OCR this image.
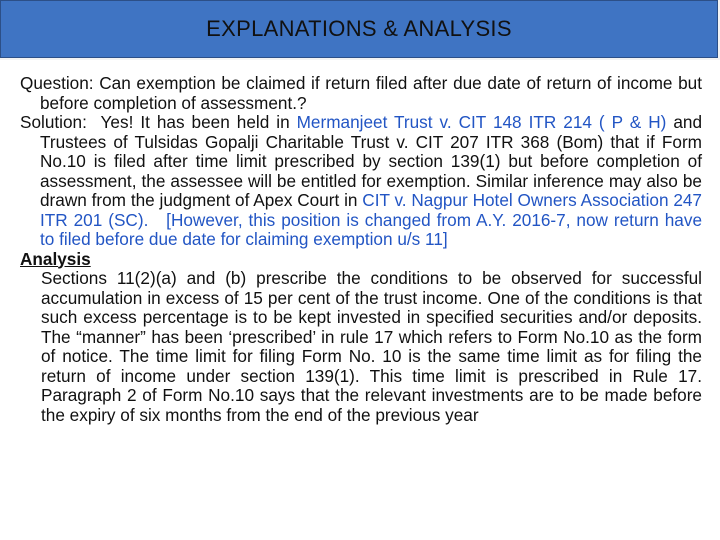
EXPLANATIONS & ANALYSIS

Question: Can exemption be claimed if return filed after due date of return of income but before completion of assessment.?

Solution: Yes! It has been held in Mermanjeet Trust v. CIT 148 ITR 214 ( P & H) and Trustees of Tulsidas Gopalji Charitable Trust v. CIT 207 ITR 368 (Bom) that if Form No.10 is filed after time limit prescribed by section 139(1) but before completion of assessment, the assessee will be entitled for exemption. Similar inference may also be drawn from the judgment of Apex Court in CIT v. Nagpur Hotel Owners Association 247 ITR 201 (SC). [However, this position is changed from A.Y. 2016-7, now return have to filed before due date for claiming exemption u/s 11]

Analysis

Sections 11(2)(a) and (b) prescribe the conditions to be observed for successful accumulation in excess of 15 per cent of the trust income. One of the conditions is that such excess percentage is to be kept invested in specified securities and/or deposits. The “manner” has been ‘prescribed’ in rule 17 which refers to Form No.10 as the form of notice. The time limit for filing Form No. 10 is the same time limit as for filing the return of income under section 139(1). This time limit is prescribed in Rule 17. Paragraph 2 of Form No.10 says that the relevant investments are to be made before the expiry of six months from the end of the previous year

WHAT NEEDS TO BE DONE →
Make a word-for-word copy of the entries, without any pictures.

RESPONSE FOR THIS EXERCISE →
OCR this image.
EXPLANATIONS & ANALYSIS

Question: Can exemption be claimed if return filed after due date of return of income but before completion of assessment.?

Solution: Yes! It has been held in Mermanjeet Trust v. CIT 148 ITR 214 ( P & H) and Trustees of Tulsidas Gopalji Charitable Trust v. CIT 207 ITR 368 (Bom) that if Form No.10 is filed after time limit prescribed by section 139(1) but before completion of assessment, the assessee will be entitled for exemption. Similar inference may also be drawn from the judgment of Apex Court in CIT v. Nagpur Hotel Owners Association 247 ITR 201 (SC). [However, this position is changed from A.Y. 2016-7, now return have to filed before due date for claiming exemption u/s 11]

Analysis

Sections 11(2)(a) and (b) prescribe the conditions to be observed for successful accumulation in excess of 15 per cent of the trust income. One of the conditions is that such excess percentage is to be kept invested in specified securities and/or deposits. The “manner” has been ‘prescribed’ in rule 17 which refers to Form No.10 as the form of notice. The time limit for filing Form No. 10 is the same time limit as for filing the return of income under section 139(1). This time limit is prescribed in Rule 17. Paragraph 2 of Form No.10 says that the relevant investments are to be made before the expiry of six months from the end of the previous year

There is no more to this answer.